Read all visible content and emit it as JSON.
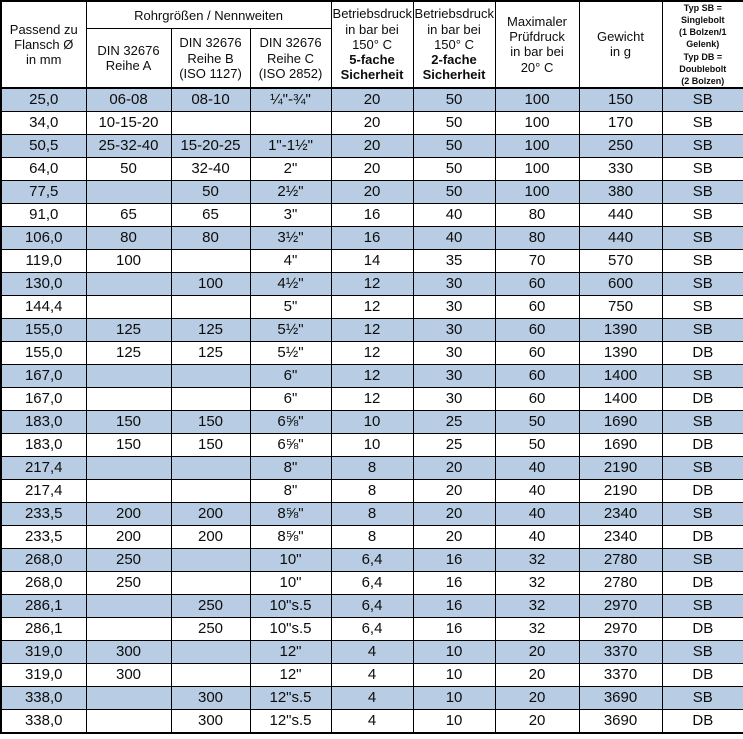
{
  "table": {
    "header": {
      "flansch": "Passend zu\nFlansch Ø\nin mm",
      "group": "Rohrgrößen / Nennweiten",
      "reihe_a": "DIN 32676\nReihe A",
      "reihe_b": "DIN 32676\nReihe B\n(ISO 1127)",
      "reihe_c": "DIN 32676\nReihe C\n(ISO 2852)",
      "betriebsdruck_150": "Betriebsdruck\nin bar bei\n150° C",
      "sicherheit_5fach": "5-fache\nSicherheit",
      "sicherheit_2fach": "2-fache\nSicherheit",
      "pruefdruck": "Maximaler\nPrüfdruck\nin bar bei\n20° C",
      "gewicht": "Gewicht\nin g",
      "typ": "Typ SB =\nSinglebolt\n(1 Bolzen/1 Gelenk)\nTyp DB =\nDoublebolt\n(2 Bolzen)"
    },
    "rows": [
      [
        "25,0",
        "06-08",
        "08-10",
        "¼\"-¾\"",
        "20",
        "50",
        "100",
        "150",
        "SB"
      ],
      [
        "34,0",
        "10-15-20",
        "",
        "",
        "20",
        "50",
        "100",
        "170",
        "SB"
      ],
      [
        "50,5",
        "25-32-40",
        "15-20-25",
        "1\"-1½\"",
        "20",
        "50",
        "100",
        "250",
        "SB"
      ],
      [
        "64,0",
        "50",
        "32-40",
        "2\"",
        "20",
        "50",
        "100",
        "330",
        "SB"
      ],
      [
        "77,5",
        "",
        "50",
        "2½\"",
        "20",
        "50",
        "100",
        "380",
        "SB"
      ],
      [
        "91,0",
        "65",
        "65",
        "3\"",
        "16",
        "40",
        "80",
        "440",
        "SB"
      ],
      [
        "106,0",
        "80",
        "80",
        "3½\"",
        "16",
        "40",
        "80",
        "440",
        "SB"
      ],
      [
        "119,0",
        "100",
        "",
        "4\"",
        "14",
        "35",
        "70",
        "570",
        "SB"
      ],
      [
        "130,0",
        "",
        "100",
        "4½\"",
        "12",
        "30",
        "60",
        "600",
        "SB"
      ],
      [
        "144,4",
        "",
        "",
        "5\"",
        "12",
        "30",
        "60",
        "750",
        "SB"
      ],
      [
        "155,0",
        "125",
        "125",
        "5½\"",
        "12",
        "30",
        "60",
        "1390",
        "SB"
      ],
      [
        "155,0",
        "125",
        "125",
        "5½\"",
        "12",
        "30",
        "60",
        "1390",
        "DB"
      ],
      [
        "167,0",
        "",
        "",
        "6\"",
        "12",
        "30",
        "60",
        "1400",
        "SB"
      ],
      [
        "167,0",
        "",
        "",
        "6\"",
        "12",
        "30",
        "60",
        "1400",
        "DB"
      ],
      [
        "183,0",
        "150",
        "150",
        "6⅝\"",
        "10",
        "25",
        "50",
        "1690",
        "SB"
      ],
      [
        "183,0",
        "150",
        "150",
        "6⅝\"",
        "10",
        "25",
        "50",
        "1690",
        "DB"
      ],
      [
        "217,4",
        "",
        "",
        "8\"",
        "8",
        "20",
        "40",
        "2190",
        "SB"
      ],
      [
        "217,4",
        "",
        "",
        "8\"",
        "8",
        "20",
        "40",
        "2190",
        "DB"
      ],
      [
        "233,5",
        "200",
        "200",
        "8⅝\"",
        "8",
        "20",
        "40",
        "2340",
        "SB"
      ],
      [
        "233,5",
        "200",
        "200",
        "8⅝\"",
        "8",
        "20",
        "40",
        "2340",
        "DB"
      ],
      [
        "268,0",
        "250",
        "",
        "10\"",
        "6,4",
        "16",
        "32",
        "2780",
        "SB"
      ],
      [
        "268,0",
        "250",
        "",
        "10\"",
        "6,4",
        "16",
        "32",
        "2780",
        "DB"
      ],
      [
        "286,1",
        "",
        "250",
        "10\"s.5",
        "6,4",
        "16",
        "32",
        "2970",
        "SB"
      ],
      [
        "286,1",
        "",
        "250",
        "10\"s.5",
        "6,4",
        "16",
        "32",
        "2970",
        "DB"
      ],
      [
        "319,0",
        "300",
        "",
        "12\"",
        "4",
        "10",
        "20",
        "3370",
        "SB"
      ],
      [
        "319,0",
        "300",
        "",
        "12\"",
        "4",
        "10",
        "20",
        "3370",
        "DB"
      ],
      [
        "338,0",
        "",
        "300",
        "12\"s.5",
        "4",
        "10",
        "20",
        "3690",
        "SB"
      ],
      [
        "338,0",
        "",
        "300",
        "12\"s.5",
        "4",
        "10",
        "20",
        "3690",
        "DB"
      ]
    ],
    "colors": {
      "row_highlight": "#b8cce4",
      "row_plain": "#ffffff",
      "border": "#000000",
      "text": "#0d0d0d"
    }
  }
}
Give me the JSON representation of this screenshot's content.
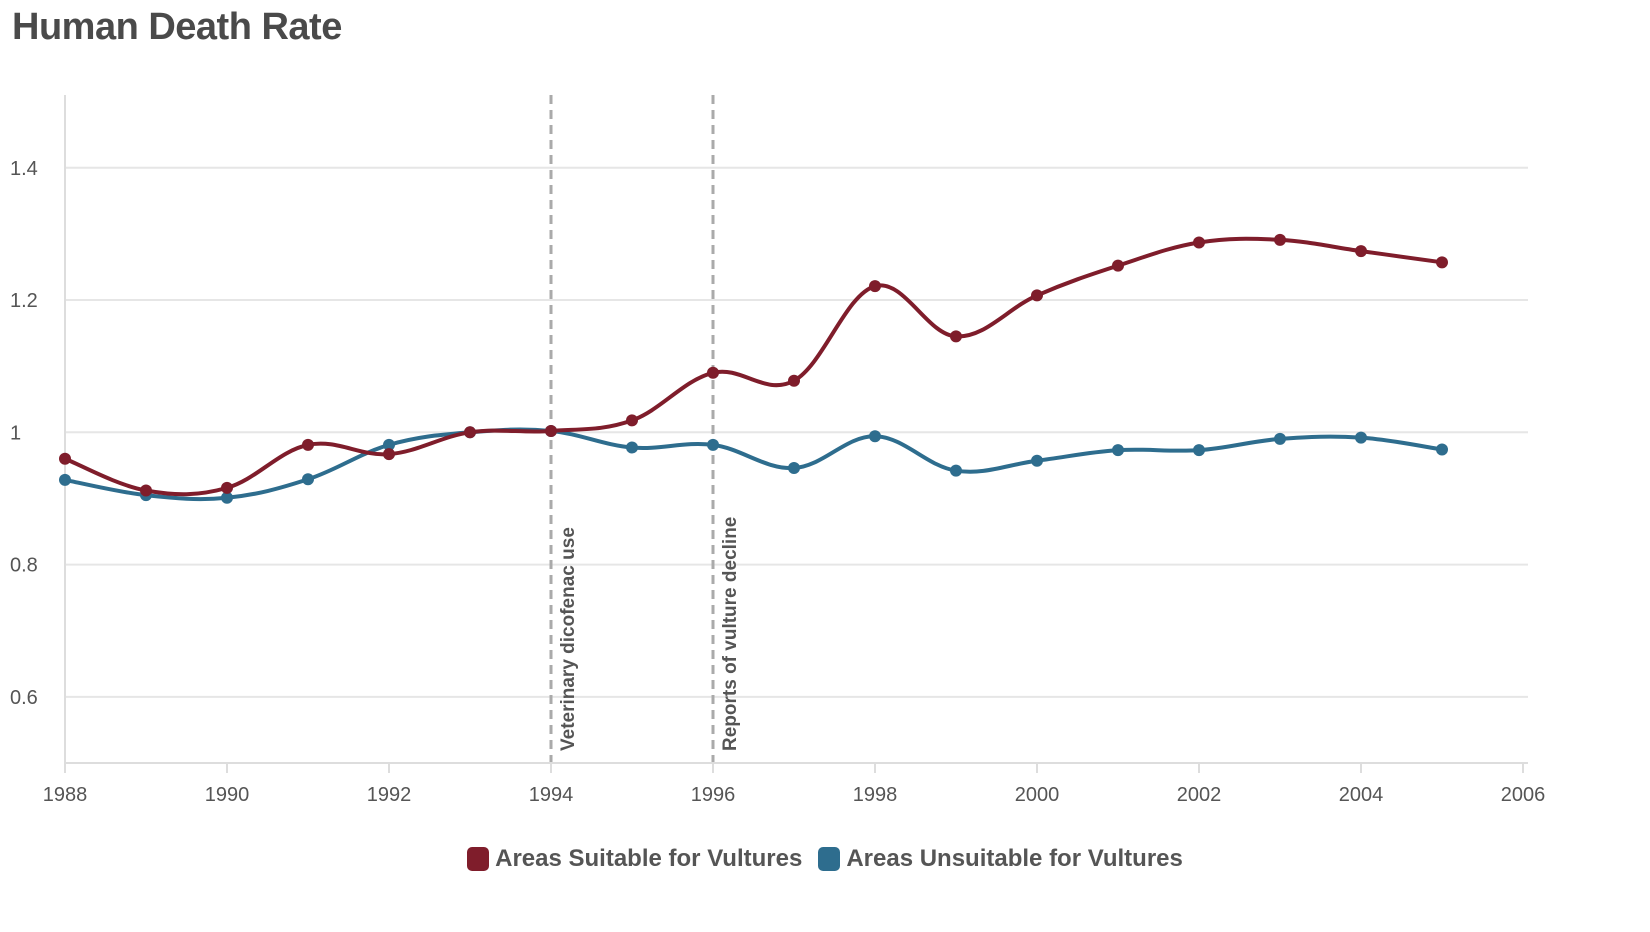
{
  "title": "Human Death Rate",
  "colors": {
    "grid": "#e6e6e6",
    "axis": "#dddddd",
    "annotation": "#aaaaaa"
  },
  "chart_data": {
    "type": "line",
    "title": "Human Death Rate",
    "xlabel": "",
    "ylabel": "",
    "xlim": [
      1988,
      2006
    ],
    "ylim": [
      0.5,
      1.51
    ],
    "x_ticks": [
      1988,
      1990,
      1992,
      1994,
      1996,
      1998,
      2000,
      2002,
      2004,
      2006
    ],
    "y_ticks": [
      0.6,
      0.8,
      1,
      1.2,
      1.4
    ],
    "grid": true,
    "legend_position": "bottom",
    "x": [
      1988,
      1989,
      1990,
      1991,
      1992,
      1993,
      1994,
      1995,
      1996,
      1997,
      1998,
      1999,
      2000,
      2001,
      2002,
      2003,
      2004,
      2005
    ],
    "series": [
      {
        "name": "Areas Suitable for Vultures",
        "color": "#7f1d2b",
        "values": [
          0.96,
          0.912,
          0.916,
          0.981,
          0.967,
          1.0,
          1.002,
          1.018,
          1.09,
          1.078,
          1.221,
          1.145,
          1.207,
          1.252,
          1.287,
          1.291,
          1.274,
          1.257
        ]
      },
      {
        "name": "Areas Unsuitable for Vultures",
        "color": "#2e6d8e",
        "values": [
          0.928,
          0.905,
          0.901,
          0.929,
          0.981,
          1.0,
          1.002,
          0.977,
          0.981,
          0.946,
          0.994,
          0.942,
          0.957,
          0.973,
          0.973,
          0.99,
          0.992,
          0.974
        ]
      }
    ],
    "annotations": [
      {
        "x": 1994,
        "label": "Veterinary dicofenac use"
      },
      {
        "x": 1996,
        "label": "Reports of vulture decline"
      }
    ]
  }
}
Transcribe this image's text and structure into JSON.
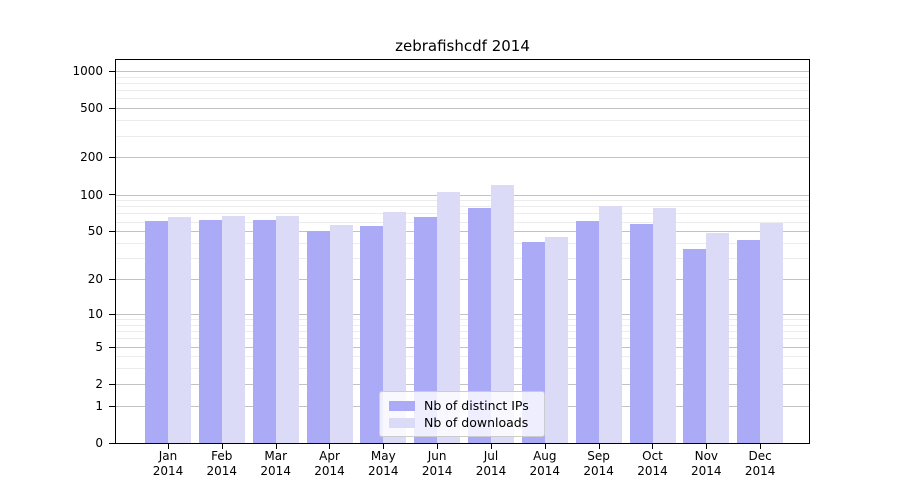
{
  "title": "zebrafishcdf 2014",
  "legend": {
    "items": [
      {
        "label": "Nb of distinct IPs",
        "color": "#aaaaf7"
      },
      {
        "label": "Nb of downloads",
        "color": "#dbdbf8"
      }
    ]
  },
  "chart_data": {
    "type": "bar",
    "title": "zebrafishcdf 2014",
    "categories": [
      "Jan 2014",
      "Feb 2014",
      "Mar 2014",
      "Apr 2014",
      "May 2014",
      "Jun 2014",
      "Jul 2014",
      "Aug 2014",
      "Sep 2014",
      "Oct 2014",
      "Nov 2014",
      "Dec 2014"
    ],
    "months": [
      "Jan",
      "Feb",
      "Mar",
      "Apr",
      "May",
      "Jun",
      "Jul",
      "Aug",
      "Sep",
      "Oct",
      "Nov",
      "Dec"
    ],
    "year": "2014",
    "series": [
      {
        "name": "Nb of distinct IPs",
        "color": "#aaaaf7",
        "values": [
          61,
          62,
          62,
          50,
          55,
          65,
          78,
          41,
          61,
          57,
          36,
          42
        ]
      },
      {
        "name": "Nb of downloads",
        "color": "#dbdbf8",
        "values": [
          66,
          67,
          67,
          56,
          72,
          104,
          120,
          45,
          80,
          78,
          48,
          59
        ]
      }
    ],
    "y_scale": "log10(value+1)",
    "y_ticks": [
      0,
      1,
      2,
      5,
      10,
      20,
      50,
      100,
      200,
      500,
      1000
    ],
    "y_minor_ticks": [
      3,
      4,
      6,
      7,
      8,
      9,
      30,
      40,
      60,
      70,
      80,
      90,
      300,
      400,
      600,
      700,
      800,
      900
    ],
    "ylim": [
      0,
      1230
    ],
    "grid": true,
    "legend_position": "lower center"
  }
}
####################
Of the lines in the listing, how many hold the word "text"? Nothing but the number is needed.

__EXERCISE RESPONSE__
2